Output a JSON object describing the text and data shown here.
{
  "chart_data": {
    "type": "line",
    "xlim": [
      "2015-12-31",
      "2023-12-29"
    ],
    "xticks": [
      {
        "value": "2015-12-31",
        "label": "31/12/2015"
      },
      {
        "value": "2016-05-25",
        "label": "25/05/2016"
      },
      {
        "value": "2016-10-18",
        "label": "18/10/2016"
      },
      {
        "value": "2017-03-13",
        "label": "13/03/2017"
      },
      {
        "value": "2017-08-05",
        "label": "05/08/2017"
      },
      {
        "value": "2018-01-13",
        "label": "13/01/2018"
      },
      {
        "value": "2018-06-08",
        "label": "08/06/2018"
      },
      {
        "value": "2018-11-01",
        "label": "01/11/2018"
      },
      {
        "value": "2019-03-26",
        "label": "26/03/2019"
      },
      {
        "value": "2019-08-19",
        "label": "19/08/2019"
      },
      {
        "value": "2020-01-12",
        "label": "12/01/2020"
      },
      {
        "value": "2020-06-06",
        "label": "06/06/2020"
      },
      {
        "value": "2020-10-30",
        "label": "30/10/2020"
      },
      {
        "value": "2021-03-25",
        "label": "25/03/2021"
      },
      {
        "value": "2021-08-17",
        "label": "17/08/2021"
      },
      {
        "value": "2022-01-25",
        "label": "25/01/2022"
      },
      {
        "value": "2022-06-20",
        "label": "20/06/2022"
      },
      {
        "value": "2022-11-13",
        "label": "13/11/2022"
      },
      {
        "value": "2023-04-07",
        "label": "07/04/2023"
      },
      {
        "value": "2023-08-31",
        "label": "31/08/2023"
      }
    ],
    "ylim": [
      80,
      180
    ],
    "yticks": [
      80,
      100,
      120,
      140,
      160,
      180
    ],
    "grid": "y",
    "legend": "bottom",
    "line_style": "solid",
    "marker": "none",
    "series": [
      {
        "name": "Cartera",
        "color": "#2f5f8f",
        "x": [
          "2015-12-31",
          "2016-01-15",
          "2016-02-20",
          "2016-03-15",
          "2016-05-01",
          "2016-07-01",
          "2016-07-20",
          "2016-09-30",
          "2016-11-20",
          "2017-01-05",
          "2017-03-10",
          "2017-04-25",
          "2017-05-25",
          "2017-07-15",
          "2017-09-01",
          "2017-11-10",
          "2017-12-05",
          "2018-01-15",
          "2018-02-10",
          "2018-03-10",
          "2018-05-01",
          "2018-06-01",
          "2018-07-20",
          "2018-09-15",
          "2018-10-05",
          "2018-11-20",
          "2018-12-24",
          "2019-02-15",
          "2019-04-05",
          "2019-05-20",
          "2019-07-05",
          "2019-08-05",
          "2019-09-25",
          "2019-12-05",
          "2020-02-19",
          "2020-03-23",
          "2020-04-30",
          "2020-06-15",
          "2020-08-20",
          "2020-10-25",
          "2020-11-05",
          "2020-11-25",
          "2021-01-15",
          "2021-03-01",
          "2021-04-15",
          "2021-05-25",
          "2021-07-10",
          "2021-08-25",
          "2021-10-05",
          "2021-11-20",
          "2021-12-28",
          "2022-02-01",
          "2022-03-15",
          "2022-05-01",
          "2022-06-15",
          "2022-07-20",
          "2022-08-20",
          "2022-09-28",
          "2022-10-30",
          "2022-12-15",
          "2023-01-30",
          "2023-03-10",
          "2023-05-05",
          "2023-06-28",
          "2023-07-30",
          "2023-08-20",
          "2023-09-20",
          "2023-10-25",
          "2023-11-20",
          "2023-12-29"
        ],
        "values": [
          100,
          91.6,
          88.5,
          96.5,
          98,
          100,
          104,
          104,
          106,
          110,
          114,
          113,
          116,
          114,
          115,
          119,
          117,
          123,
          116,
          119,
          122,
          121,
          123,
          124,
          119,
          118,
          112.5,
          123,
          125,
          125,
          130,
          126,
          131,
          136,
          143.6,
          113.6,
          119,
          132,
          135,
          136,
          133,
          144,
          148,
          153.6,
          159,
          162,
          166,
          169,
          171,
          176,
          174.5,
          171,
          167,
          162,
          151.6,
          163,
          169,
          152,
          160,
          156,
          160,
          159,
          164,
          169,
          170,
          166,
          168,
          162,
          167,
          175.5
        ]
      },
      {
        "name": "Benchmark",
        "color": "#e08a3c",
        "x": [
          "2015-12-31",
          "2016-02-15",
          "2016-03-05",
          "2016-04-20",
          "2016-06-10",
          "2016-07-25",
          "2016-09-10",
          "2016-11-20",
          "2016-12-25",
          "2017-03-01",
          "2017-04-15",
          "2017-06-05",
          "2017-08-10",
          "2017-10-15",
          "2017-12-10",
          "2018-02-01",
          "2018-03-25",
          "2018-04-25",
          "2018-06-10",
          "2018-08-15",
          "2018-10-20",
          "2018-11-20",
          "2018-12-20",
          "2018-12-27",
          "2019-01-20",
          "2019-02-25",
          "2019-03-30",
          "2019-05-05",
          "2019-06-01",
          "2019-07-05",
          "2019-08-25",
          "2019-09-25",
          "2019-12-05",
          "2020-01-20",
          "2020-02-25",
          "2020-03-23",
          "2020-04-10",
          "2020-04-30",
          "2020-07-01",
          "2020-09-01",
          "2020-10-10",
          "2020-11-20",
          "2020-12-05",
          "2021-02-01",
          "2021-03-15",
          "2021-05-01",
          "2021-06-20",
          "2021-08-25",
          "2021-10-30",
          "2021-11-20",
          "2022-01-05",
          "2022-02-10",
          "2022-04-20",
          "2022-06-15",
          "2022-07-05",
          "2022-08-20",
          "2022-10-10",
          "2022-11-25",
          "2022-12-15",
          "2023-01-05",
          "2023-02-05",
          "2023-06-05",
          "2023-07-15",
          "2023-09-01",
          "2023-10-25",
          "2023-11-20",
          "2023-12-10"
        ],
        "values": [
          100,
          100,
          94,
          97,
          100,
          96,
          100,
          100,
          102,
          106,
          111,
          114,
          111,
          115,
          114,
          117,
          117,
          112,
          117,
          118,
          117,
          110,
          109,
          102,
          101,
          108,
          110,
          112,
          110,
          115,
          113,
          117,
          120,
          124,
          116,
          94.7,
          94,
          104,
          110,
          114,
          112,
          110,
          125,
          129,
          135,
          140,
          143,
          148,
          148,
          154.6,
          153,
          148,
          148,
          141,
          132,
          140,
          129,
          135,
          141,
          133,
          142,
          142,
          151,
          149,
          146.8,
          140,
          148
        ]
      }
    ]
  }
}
-=-=-=-=-
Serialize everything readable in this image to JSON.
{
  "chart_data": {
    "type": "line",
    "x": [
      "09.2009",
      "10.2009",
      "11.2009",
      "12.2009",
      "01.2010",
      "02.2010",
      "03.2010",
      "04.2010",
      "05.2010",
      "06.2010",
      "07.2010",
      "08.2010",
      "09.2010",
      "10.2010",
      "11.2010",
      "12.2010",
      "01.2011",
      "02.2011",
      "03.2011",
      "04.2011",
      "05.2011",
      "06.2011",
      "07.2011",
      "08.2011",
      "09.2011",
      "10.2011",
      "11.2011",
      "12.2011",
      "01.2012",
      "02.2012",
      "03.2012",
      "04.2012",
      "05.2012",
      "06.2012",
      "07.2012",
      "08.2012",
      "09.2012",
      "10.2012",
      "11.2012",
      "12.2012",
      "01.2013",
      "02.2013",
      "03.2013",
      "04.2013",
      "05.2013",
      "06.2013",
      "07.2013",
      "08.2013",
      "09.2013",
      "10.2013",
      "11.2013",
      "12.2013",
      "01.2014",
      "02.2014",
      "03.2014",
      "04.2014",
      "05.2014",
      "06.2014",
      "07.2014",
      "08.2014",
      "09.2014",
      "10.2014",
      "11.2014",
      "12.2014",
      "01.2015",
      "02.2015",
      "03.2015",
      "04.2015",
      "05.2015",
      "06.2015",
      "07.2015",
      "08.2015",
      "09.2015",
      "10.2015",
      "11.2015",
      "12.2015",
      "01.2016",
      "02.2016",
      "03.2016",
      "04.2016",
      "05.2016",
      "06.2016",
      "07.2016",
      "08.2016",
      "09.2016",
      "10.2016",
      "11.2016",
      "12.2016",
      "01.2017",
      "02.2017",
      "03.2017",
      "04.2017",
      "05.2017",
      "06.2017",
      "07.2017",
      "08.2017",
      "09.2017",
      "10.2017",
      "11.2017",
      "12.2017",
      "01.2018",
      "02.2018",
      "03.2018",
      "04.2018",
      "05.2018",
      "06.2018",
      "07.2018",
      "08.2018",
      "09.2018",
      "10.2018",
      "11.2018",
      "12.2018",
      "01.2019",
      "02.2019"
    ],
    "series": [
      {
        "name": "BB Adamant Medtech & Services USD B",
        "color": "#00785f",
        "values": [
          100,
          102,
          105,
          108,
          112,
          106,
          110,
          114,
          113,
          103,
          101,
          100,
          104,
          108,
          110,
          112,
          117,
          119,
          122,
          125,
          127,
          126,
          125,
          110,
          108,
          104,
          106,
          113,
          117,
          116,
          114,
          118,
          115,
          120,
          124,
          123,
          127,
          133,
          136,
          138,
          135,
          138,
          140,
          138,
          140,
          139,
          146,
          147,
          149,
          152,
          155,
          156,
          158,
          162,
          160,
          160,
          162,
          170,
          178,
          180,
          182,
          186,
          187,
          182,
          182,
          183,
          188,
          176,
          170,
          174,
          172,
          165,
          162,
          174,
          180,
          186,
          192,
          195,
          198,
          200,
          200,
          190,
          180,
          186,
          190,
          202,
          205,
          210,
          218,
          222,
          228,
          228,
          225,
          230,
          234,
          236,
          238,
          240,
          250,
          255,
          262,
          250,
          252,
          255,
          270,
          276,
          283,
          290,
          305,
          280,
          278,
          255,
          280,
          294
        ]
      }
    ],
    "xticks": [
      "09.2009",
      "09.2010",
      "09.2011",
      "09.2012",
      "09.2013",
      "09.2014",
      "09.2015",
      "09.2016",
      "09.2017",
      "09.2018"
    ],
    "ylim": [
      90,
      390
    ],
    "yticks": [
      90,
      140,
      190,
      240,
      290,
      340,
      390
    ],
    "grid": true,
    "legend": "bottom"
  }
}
-=-=-=-=-
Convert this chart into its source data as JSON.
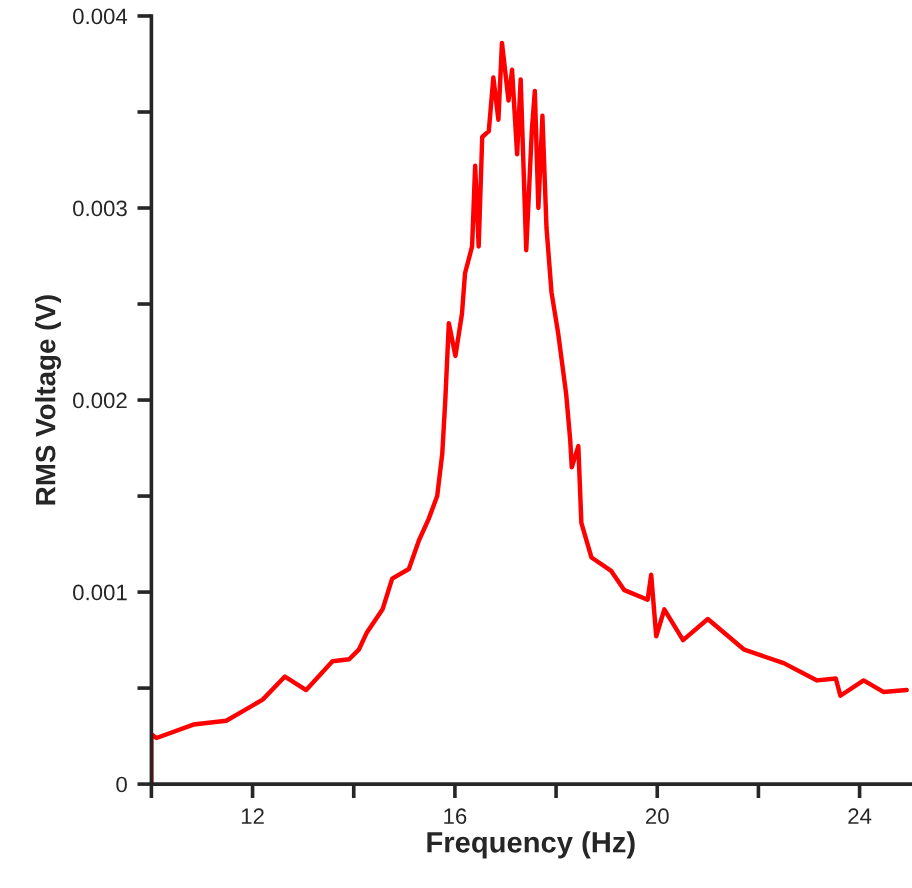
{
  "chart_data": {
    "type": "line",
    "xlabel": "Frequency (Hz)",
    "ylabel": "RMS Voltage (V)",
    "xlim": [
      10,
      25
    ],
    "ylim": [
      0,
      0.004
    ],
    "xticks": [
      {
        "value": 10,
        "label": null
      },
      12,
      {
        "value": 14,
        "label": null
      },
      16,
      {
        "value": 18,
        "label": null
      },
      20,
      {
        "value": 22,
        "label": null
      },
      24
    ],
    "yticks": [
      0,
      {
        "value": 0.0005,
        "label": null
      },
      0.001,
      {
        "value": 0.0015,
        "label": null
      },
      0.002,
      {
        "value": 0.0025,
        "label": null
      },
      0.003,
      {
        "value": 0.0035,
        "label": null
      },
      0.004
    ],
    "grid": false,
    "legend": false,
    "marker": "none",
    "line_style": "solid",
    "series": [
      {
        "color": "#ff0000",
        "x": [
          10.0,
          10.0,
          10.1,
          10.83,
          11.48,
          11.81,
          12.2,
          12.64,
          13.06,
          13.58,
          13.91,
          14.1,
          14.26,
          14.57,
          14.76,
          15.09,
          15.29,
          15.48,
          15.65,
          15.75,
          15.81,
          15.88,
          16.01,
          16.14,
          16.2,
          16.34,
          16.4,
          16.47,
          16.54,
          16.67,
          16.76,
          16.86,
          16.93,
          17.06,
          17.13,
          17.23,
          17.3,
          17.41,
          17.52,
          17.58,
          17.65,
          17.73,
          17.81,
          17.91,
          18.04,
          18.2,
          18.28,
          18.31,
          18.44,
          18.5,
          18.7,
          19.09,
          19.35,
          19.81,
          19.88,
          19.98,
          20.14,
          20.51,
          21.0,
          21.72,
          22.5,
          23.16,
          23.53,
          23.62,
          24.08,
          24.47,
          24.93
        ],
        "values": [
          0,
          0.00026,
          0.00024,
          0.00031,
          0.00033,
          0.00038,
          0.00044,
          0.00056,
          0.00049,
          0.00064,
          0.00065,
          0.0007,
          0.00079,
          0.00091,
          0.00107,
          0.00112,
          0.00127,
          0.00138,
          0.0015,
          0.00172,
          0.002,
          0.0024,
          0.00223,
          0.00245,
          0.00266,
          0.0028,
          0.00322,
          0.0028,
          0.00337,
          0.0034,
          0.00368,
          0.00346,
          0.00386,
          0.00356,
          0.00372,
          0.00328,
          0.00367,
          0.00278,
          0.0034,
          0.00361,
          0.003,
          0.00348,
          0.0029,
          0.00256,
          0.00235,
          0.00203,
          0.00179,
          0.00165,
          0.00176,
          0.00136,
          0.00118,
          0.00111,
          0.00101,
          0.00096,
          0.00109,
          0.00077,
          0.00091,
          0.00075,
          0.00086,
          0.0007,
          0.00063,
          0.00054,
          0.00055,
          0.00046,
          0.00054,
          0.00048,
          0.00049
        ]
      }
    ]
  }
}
-=-=-=-=-
**YOUR TASK**
Gather all lines of the records that include the word "this".

**SOLUTION TO THE EXERCISE**
Serialize everything readable in this image to JSON.
Convert this chart into its source data as JSON.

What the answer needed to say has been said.